**** INPUT MATERIAL ****

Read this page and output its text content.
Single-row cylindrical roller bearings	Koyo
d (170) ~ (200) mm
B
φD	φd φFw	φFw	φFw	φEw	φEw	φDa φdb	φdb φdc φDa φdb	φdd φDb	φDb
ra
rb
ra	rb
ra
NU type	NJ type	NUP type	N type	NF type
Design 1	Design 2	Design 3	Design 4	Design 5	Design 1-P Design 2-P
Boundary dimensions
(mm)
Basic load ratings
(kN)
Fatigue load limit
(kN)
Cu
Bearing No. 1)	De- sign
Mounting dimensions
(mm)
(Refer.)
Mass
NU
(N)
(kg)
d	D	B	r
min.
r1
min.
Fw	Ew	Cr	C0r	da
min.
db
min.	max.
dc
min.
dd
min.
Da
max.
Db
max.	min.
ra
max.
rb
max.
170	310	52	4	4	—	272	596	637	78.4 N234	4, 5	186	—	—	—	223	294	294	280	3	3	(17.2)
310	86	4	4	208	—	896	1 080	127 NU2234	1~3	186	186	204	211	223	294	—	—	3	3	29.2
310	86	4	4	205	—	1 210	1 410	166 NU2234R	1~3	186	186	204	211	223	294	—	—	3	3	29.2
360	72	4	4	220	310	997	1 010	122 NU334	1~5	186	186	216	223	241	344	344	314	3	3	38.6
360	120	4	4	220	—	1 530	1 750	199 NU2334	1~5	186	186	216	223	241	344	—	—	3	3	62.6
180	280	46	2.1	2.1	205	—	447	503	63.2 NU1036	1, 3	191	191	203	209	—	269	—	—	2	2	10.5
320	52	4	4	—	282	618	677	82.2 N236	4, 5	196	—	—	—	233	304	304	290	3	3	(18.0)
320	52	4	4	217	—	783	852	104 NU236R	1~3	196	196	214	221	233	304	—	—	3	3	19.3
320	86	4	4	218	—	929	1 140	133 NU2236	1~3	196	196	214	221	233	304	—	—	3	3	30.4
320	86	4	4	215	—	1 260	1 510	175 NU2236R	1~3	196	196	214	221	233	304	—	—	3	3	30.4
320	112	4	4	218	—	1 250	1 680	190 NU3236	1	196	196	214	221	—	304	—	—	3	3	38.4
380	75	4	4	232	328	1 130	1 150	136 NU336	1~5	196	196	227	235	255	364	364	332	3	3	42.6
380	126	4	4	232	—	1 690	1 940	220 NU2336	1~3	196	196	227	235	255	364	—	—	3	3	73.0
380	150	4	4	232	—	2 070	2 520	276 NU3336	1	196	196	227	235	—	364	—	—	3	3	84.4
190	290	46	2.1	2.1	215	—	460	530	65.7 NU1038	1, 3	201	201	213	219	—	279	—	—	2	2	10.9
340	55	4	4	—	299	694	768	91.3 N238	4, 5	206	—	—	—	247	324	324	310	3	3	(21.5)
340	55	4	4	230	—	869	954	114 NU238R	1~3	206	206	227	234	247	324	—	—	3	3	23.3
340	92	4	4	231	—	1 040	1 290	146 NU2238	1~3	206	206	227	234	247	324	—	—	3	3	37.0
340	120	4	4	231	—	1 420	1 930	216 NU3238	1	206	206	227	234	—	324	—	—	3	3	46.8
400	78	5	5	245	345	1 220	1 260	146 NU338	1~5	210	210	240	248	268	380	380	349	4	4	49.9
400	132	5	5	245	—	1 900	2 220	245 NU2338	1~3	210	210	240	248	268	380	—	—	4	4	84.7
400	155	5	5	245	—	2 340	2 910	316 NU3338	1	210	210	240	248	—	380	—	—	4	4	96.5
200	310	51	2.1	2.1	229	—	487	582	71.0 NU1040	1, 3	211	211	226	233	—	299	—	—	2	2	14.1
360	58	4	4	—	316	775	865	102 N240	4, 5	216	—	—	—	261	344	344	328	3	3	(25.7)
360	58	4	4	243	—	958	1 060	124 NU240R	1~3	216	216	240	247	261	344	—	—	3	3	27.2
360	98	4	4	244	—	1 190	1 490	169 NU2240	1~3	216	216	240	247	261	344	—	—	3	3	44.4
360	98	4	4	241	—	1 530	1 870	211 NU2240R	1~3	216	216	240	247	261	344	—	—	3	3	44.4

****

**TASK REQUIREMENTS**
Write out every entry exactly as given.

**RESULT OF THE EXERCISE**
Read this page and output its text content.
Single-row cylindrical roller bearings	Koyo
d (170) ~ (200) mm
B
φD	φd φFw	φFw	φFw	φEw	φEw	φDa φdb	φdb φdc φDa φdb	φdd φDb	φDb
ra
rb
ra	rb
ra
NU type	NJ type	NUP type	N type	NF type
Design 1	Design 2	Design 3	Design 4	Design 5	Design 1-P Design 2-P
Boundary dimensions
(mm)
Basic load ratings
(kN)
Fatigue load limit
(kN)
Cu
Bearing No. 1)	De- sign
Mounting dimensions
(mm)
(Refer.)
Mass
NU
(N)
(kg)
d	D	B	r
min.
r1
min.
Fw	Ew	Cr	C0r	da
min.
db
min.	max.
dc
min.
dd
min.
Da
max.
Db
max.	min.
ra
max.
rb
max.
170	310	52	4	4	—	272	596	637	78.4 N234	4, 5	186	—	—	—	223	294	294	280	3	3	(17.2)
310	86	4	4	208	—	896	1 080	127 NU2234	1~3	186	186	204	211	223	294	—	—	3	3	29.2
310	86	4	4	205	—	1 210	1 410	166 NU2234R	1~3	186	186	204	211	223	294	—	—	3	3	29.2
360	72	4	4	220	310	997	1 010	122 NU334	1~5	186	186	216	223	241	344	344	314	3	3	38.6
360	120	4	4	220	—	1 530	1 750	199 NU2334	1~5	186	186	216	223	241	344	—	—	3	3	62.6
180	280	46	2.1	2.1	205	—	447	503	63.2 NU1036	1, 3	191	191	203	209	—	269	—	—	2	2	10.5
320	52	4	4	—	282	618	677	82.2 N236	4, 5	196	—	—	—	233	304	304	290	3	3	(18.0)
320	52	4	4	217	—	783	852	104 NU236R	1~3	196	196	214	221	233	304	—	—	3	3	19.3
320	86	4	4	218	—	929	1 140	133 NU2236	1~3	196	196	214	221	233	304	—	—	3	3	30.4
320	86	4	4	215	—	1 260	1 510	175 NU2236R	1~3	196	196	214	221	233	304	—	—	3	3	30.4
320	112	4	4	218	—	1 250	1 680	190 NU3236	1	196	196	214	221	—	304	—	—	3	3	38.4
380	75	4	4	232	328	1 130	1 150	136 NU336	1~5	196	196	227	235	255	364	364	332	3	3	42.6
380	126	4	4	232	—	1 690	1 940	220 NU2336	1~3	196	196	227	235	255	364	—	—	3	3	73.0
380	150	4	4	232	—	2 070	2 520	276 NU3336	1	196	196	227	235	—	364	—	—	3	3	84.4
190	290	46	2.1	2.1	215	—	460	530	65.7 NU1038	1, 3	201	201	213	219	—	279	—	—	2	2	10.9
340	55	4	4	—	299	694	768	91.3 N238	4, 5	206	—	—	—	247	324	324	310	3	3	(21.5)
340	55	4	4	230	—	869	954	114 NU238R	1~3	206	206	227	234	247	324	—	—	3	3	23.3
340	92	4	4	231	—	1 040	1 290	146 NU2238	1~3	206	206	227	234	247	324	—	—	3	3	37.0
340	120	4	4	231	—	1 420	1 930	216 NU3238	1	206	206	227	234	—	324	—	—	3	3	46.8
400	78	5	5	245	345	1 220	1 260	146 NU338	1~5	210	210	240	248	268	380	380	349	4	4	49.9
400	132	5	5	245	—	1 900	2 220	245 NU2338	1~3	210	210	240	248	268	380	—	—	4	4	84.7
400	155	5	5	245	—	2 340	2 910	316 NU3338	1	210	210	240	248	—	380	—	—	4	4	96.5
200	310	51	2.1	2.1	229	—	487	582	71.0 NU1040	1, 3	211	211	226	233	—	299	—	—	2	2	14.1
360	58	4	4	—	316	775	865	102 N240	4, 5	216	—	—	—	261	344	344	328	3	3	(25.7)
360	58	4	4	243	—	958	1 060	124 NU240R	1~3	216	216	240	247	261	344	—	—	3	3	27.2
360	98	4	4	244	—	1 190	1 490	169 NU2240	1~3	216	216	240	247	261	344	—	—	3	3	44.4
360	98	4	4	241	—	1 530	1 870	211 NU2240R	1~3	216	216	240	247	261	344	—	—	3	3	44.4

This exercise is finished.